== ACTION ITEM ==
Every entry must be transcribed exactly. Pictures are not part of the copy.

== RECORDS SHOWN ==
____________________

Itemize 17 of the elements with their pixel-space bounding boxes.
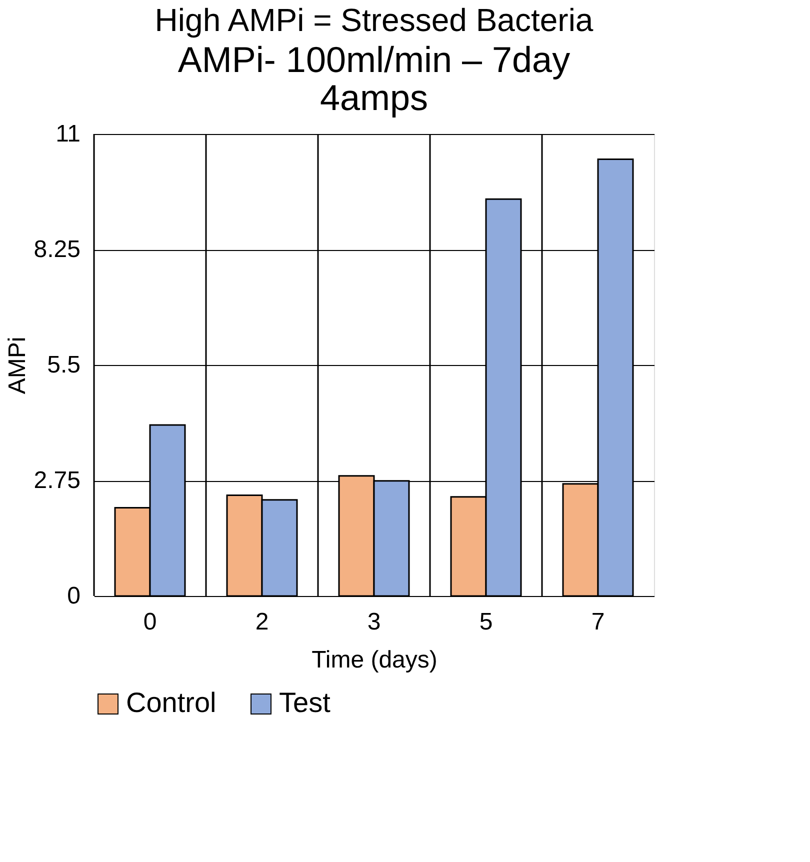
- text: AMPi- 100ml/min – 7day: [178, 39, 570, 80]
- chart-title: High AMPi = Stressed Bacteria: [154, 2, 594, 38]
- legend-label: Test: [279, 687, 331, 718]
- x-axis-title: Time (days): [312, 646, 438, 674]
- x-tick-label: 5: [479, 608, 493, 636]
- x-tick-label: 2: [255, 608, 269, 636]
- y-tick-label: 0: [67, 582, 80, 610]
- legend-label: Control: [126, 687, 216, 718]
- y-tick-label: 11: [56, 120, 80, 148]
- x-tick-label: 0: [143, 608, 157, 636]
- y-tick-label: 5.5: [47, 352, 80, 378]
- x-tick-label: 3: [367, 608, 381, 636]
- x-tick-label: 7: [591, 608, 605, 636]
- y-tick-label: 2.75: [34, 467, 80, 494]
- y-axis-title: AMPi: [4, 336, 31, 394]
- y-tick-label: 8.25: [34, 236, 80, 263]
- text: 4amps: [320, 77, 428, 118]
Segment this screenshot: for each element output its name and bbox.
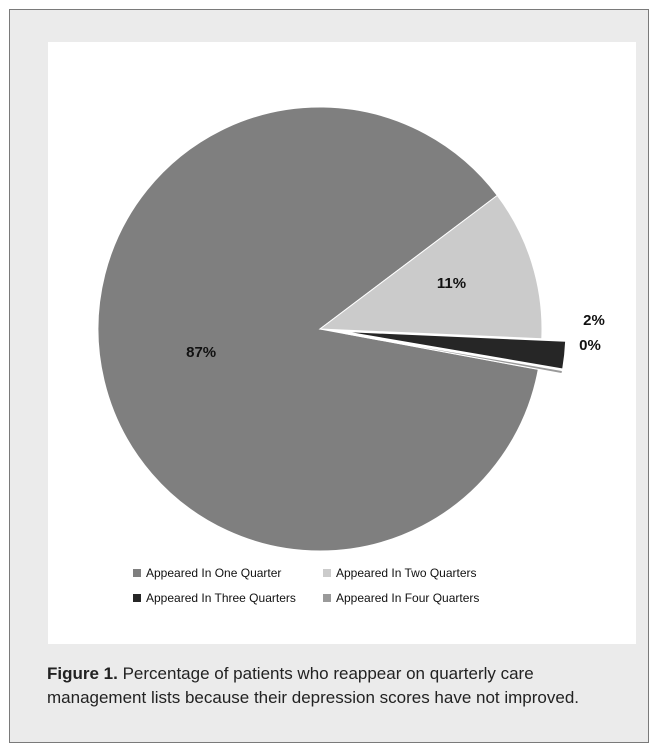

____________________

== TASK RESPONSE ==
Itemize 17 of the elements with their pixel-space bounding boxes.
- text: AMPi- 100ml/min – 7day: [178, 39, 570, 80]
- chart-title: High AMPi = Stressed Bacteria: [154, 2, 594, 38]
- legend-label: Test: [279, 687, 331, 718]
- x-axis-title: Time (days): [312, 646, 438, 674]
- x-tick-label: 5: [479, 608, 493, 636]
- x-tick-label: 2: [255, 608, 269, 636]
- y-tick-label: 0: [67, 582, 80, 610]
- legend-label: Control: [126, 687, 216, 718]
- y-tick-label: 11: [56, 120, 80, 148]
- x-tick-label: 0: [143, 608, 157, 636]
- y-tick-label: 5.5: [47, 352, 80, 378]
- x-tick-label: 3: [367, 608, 381, 636]
- x-tick-label: 7: [591, 608, 605, 636]
- y-tick-label: 2.75: [34, 467, 80, 494]
- y-axis-title: AMPi: [4, 336, 31, 394]
- y-tick-label: 8.25: [34, 236, 80, 263]
- text: 4amps: [320, 77, 428, 118]
Segment this screenshot: for each element output its name and bbox.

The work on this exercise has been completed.